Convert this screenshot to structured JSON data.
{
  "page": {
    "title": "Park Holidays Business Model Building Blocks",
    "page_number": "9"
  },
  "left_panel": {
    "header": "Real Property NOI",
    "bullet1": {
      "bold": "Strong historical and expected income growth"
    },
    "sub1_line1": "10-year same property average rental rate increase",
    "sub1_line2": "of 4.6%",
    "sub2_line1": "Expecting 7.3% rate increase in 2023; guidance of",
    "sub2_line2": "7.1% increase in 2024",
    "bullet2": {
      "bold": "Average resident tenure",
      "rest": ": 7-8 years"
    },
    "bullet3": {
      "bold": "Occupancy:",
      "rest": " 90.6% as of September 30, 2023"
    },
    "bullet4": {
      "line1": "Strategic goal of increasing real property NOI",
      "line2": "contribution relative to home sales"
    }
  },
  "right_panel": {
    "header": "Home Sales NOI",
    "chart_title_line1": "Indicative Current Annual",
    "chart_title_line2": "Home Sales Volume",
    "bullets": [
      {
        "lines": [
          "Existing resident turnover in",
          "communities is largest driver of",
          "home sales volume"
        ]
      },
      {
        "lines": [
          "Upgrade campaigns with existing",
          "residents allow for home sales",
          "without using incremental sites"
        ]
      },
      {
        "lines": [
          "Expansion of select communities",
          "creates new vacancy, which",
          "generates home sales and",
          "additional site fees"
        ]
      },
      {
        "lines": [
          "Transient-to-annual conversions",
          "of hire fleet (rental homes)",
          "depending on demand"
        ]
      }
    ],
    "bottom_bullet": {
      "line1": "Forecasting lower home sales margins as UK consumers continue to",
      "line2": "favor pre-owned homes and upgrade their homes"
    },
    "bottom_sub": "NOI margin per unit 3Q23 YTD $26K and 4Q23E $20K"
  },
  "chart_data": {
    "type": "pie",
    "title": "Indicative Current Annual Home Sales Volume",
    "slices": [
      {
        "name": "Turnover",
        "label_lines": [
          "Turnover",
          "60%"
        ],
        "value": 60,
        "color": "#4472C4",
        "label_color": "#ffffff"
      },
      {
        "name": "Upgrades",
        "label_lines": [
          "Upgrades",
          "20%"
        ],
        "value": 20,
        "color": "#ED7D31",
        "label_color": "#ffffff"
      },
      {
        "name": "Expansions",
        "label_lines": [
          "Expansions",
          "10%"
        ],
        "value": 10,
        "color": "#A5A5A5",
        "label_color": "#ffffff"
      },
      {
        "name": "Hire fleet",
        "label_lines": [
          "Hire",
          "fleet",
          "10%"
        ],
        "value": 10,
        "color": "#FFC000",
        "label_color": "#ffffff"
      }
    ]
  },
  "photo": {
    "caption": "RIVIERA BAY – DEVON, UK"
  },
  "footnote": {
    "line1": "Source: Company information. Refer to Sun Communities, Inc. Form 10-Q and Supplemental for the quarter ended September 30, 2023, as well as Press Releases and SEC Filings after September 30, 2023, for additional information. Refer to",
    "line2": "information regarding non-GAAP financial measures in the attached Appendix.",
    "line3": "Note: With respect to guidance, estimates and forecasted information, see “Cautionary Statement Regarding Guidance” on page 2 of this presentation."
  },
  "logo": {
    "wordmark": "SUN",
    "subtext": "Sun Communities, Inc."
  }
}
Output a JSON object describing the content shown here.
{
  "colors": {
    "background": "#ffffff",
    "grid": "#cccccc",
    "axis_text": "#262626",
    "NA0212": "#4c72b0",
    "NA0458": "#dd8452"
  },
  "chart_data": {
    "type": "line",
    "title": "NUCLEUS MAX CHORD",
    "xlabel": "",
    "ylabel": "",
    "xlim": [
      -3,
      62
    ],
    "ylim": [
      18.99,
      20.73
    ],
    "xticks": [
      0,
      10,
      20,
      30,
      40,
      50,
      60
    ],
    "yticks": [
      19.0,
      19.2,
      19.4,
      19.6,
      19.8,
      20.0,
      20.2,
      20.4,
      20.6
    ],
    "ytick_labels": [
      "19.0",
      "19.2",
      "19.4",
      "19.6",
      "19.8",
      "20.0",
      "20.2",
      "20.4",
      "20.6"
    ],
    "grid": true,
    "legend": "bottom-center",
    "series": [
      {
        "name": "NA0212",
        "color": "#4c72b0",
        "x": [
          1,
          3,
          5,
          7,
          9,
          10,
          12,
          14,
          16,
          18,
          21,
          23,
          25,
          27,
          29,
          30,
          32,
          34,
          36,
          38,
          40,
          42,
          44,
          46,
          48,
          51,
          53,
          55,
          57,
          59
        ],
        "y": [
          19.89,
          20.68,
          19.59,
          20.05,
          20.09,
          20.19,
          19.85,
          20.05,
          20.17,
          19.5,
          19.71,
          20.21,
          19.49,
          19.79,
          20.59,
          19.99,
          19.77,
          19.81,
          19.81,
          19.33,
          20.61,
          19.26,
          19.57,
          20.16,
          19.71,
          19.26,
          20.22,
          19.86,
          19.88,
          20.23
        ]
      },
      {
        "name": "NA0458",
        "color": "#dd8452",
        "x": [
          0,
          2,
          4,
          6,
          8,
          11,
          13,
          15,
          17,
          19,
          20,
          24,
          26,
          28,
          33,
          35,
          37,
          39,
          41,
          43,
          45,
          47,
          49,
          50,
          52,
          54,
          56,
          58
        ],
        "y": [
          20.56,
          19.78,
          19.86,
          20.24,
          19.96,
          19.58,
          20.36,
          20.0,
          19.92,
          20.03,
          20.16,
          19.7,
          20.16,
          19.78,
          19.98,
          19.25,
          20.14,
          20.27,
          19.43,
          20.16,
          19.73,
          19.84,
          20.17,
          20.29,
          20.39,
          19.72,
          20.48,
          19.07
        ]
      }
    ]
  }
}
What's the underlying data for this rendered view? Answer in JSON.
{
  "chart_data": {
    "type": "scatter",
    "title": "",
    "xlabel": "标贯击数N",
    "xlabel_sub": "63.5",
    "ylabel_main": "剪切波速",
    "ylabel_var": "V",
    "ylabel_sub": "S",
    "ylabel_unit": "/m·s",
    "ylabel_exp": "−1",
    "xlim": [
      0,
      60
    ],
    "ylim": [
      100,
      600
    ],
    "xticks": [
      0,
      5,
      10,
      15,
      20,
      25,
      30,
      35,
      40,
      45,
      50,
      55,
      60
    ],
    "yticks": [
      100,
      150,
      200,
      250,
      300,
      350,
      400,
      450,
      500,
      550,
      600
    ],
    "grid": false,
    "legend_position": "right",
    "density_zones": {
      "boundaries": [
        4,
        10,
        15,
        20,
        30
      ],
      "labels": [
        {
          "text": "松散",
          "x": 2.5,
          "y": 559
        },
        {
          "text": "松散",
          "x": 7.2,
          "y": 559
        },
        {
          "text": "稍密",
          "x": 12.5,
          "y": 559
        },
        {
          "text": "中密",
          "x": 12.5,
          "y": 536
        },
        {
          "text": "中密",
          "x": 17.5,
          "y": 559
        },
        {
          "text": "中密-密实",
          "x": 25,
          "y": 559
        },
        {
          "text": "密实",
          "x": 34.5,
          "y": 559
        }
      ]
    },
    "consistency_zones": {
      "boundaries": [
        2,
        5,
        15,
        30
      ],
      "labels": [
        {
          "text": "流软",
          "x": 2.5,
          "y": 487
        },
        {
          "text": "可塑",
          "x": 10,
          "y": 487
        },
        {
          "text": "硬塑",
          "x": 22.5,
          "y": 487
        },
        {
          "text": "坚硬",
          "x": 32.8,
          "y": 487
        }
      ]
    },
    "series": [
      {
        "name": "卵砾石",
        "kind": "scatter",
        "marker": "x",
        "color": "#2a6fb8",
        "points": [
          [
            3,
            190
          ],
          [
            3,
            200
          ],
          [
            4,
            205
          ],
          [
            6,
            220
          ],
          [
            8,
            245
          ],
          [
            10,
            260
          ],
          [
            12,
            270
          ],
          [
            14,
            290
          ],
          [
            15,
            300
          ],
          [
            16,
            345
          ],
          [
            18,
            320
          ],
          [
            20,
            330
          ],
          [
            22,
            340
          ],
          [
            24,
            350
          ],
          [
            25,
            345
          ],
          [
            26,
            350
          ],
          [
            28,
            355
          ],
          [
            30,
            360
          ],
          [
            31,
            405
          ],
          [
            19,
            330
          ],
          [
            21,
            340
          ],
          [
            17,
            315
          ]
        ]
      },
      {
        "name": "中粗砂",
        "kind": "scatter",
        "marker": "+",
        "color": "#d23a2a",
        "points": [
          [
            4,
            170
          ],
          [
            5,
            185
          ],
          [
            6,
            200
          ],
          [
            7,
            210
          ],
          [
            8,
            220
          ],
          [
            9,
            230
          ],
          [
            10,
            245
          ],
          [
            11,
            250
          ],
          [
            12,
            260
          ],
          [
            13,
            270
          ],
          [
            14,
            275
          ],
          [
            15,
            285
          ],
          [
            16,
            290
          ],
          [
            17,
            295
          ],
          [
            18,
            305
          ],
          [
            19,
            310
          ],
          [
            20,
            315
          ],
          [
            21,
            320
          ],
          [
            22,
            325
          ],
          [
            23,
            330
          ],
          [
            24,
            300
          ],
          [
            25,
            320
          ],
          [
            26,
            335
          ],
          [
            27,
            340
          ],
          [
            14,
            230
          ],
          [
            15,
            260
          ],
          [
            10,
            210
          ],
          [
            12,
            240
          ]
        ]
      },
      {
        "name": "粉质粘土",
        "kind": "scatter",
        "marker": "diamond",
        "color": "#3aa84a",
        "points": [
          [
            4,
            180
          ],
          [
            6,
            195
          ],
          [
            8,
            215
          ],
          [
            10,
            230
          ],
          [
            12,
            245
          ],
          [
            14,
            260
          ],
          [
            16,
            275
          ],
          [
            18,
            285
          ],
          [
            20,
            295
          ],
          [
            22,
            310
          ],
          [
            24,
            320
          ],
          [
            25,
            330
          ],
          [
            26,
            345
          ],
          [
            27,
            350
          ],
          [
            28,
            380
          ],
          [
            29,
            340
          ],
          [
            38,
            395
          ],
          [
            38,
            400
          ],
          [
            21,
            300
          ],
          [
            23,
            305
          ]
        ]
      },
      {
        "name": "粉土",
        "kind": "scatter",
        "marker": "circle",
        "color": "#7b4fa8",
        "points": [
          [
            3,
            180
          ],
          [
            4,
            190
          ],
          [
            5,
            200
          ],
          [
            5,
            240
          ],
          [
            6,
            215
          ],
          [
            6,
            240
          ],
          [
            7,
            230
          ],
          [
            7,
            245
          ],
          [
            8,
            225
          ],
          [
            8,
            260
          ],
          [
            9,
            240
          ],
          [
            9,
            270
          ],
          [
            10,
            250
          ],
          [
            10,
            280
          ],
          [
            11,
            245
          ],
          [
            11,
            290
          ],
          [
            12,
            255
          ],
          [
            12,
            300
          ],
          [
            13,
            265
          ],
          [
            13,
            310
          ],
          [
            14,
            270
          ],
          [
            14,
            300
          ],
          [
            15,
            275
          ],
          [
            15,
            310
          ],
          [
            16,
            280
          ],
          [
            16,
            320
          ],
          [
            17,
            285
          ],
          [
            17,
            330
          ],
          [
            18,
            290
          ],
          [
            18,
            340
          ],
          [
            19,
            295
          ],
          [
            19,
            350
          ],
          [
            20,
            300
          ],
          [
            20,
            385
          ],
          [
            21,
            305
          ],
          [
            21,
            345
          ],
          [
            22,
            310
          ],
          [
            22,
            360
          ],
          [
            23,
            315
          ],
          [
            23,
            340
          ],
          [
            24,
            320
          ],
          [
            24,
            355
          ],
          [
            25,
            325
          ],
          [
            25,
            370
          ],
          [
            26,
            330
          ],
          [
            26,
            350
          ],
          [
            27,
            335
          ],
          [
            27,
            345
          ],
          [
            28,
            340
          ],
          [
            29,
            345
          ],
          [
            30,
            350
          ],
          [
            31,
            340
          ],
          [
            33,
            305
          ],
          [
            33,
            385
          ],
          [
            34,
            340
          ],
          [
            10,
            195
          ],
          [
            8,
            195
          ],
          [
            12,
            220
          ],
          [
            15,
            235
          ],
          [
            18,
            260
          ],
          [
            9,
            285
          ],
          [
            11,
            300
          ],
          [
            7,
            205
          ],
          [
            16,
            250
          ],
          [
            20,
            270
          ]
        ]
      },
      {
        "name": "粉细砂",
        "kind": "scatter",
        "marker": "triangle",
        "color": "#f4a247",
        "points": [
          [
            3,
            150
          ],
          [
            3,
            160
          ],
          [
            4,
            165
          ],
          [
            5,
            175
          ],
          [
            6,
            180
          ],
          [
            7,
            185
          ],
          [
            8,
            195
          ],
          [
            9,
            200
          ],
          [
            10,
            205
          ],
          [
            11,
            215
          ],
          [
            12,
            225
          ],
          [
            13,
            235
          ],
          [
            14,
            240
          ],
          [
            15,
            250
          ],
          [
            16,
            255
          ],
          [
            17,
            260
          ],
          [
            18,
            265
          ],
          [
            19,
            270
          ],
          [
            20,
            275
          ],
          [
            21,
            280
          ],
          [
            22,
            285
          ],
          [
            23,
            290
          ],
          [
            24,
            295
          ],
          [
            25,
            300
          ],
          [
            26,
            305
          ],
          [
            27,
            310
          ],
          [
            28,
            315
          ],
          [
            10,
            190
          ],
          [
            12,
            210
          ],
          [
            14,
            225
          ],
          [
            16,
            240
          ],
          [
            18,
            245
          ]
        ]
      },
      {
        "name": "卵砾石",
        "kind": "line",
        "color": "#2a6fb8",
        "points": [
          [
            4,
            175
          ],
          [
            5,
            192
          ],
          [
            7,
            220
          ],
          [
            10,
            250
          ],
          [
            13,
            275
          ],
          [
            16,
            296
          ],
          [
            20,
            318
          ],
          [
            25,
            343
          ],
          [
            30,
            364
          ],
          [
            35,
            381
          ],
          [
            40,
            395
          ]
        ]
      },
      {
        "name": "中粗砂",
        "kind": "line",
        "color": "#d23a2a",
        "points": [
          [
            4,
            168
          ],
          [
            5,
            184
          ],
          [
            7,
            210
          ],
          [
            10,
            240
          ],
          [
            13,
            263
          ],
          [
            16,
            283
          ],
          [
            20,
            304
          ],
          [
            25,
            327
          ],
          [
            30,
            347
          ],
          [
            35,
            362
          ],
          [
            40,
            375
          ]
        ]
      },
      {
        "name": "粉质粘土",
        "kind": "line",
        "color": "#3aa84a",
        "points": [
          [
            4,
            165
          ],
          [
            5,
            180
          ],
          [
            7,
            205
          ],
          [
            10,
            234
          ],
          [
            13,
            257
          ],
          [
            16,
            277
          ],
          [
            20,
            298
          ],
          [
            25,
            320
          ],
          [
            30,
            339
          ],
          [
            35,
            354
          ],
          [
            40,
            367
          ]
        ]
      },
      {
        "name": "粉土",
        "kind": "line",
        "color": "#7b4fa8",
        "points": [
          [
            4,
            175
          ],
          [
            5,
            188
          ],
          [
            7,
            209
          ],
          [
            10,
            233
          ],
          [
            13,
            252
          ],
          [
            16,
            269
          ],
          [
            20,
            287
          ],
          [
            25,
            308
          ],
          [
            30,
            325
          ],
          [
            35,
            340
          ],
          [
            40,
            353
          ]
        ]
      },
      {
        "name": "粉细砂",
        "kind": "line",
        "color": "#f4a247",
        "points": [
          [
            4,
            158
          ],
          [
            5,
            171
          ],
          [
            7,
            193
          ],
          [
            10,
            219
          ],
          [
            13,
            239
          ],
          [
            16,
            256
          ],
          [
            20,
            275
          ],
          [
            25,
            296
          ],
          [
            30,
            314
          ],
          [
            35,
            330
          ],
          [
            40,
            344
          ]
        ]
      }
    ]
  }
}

________________

* [OBJECTIVE] Which lines hold the word "marker"? Copy all of them.

* [EXERCISE RESPONSE]
        "marker": "x",
        "marker": "+",
        "marker": "diamond",
        "marker": "circle",
        "marker": "triangle",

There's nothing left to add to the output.